## Problem description
Output every entry exactly as given.

## Records
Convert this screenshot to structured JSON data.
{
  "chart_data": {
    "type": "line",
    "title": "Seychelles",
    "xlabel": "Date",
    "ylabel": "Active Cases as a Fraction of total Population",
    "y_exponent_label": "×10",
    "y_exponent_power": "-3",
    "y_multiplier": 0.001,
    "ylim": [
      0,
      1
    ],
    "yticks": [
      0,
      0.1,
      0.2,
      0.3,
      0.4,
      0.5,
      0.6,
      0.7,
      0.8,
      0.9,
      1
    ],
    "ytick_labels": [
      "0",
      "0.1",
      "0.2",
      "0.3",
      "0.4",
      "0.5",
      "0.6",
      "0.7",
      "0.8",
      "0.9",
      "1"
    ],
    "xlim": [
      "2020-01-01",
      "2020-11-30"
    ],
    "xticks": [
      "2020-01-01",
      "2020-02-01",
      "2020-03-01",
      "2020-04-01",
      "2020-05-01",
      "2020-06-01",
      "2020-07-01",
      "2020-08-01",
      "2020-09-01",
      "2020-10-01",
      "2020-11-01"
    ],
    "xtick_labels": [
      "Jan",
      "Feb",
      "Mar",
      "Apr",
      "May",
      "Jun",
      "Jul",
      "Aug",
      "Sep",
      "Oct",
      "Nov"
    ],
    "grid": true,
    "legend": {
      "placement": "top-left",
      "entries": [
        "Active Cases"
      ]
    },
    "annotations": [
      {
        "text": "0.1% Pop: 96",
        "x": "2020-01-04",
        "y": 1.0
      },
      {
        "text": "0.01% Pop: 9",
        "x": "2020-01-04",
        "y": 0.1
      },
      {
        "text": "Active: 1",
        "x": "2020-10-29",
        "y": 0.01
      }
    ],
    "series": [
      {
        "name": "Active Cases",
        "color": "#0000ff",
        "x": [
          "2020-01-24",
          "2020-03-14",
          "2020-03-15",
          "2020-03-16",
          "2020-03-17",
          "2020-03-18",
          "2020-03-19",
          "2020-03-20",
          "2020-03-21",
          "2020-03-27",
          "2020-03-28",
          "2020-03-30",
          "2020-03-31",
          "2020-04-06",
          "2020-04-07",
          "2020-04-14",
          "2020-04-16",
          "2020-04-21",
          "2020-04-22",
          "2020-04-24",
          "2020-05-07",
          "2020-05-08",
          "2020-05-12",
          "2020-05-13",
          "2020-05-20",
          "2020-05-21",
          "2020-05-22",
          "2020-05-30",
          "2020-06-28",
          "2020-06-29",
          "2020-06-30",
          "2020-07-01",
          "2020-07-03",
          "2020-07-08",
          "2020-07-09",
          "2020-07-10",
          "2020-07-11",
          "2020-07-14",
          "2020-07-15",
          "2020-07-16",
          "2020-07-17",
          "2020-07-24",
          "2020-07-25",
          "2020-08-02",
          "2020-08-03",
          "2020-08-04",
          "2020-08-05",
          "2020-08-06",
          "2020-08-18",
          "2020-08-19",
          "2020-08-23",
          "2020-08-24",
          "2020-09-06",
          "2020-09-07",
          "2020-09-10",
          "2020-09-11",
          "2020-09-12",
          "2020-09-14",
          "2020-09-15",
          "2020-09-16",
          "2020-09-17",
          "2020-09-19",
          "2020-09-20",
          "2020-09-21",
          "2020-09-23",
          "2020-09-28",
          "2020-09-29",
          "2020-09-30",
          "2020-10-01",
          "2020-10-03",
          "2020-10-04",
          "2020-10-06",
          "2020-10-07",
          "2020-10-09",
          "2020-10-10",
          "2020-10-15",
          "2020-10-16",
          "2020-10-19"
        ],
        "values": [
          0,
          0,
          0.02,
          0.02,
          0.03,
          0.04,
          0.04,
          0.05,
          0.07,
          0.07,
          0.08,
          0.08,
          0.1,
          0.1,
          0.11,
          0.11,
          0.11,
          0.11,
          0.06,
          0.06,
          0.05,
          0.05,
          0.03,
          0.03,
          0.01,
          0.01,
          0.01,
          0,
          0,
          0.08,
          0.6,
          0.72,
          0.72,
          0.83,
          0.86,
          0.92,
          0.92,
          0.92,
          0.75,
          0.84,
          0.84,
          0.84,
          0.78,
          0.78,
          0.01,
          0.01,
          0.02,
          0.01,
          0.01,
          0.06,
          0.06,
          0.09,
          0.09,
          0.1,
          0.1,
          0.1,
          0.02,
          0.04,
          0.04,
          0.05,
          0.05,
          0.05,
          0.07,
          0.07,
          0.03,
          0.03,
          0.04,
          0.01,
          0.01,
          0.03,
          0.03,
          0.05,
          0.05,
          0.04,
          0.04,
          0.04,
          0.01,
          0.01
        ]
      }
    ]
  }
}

## Expected answer
Convert this screenshot to structured JSON data.
{
  "chart_data": {
    "type": "line",
    "title": "Seychelles",
    "xlabel": "Date",
    "ylabel": "Active Cases as a Fraction of total Population",
    "y_exponent_label": "×10",
    "y_exponent_power": "-3",
    "y_multiplier": 0.001,
    "ylim": [
      0,
      1
    ],
    "yticks": [
      0,
      0.1,
      0.2,
      0.3,
      0.4,
      0.5,
      0.6,
      0.7,
      0.8,
      0.9,
      1
    ],
    "ytick_labels": [
      "0",
      "0.1",
      "0.2",
      "0.3",
      "0.4",
      "0.5",
      "0.6",
      "0.7",
      "0.8",
      "0.9",
      "1"
    ],
    "xlim": [
      "2020-01-01",
      "2020-11-30"
    ],
    "xticks": [
      "2020-01-01",
      "2020-02-01",
      "2020-03-01",
      "2020-04-01",
      "2020-05-01",
      "2020-06-01",
      "2020-07-01",
      "2020-08-01",
      "2020-09-01",
      "2020-10-01",
      "2020-11-01"
    ],
    "xtick_labels": [
      "Jan",
      "Feb",
      "Mar",
      "Apr",
      "May",
      "Jun",
      "Jul",
      "Aug",
      "Sep",
      "Oct",
      "Nov"
    ],
    "grid": true,
    "legend": {
      "placement": "top-left",
      "entries": [
        "Active Cases"
      ]
    },
    "annotations": [
      {
        "text": "0.1% Pop: 96",
        "x": "2020-01-04",
        "y": 1.0
      },
      {
        "text": "0.01% Pop: 9",
        "x": "2020-01-04",
        "y": 0.1
      },
      {
        "text": "Active: 1",
        "x": "2020-10-29",
        "y": 0.01
      }
    ],
    "series": [
      {
        "name": "Active Cases",
        "color": "#0000ff",
        "x": [
          "2020-01-24",
          "2020-03-14",
          "2020-03-15",
          "2020-03-16",
          "2020-03-17",
          "2020-03-18",
          "2020-03-19",
          "2020-03-20",
          "2020-03-21",
          "2020-03-27",
          "2020-03-28",
          "2020-03-30",
          "2020-03-31",
          "2020-04-06",
          "2020-04-07",
          "2020-04-14",
          "2020-04-16",
          "2020-04-21",
          "2020-04-22",
          "2020-04-24",
          "2020-05-07",
          "2020-05-08",
          "2020-05-12",
          "2020-05-13",
          "2020-05-20",
          "2020-05-21",
          "2020-05-22",
          "2020-05-30",
          "2020-06-28",
          "2020-06-29",
          "2020-06-30",
          "2020-07-01",
          "2020-07-03",
          "2020-07-08",
          "2020-07-09",
          "2020-07-10",
          "2020-07-11",
          "2020-07-14",
          "2020-07-15",
          "2020-07-16",
          "2020-07-17",
          "2020-07-24",
          "2020-07-25",
          "2020-08-02",
          "2020-08-03",
          "2020-08-04",
          "2020-08-05",
          "2020-08-06",
          "2020-08-18",
          "2020-08-19",
          "2020-08-23",
          "2020-08-24",
          "2020-09-06",
          "2020-09-07",
          "2020-09-10",
          "2020-09-11",
          "2020-09-12",
          "2020-09-14",
          "2020-09-15",
          "2020-09-16",
          "2020-09-17",
          "2020-09-19",
          "2020-09-20",
          "2020-09-21",
          "2020-09-23",
          "2020-09-28",
          "2020-09-29",
          "2020-09-30",
          "2020-10-01",
          "2020-10-03",
          "2020-10-04",
          "2020-10-06",
          "2020-10-07",
          "2020-10-09",
          "2020-10-10",
          "2020-10-15",
          "2020-10-16",
          "2020-10-19"
        ],
        "values": [
          0,
          0,
          0.02,
          0.02,
          0.03,
          0.04,
          0.04,
          0.05,
          0.07,
          0.07,
          0.08,
          0.08,
          0.1,
          0.1,
          0.11,
          0.11,
          0.11,
          0.11,
          0.06,
          0.06,
          0.05,
          0.05,
          0.03,
          0.03,
          0.01,
          0.01,
          0.01,
          0,
          0,
          0.08,
          0.6,
          0.72,
          0.72,
          0.83,
          0.86,
          0.92,
          0.92,
          0.92,
          0.75,
          0.84,
          0.84,
          0.84,
          0.78,
          0.78,
          0.01,
          0.01,
          0.02,
          0.01,
          0.01,
          0.06,
          0.06,
          0.09,
          0.09,
          0.1,
          0.1,
          0.1,
          0.02,
          0.04,
          0.04,
          0.05,
          0.05,
          0.05,
          0.07,
          0.07,
          0.03,
          0.03,
          0.04,
          0.01,
          0.01,
          0.03,
          0.03,
          0.05,
          0.05,
          0.04,
          0.04,
          0.04,
          0.01,
          0.01
        ]
      }
    ]
  }
}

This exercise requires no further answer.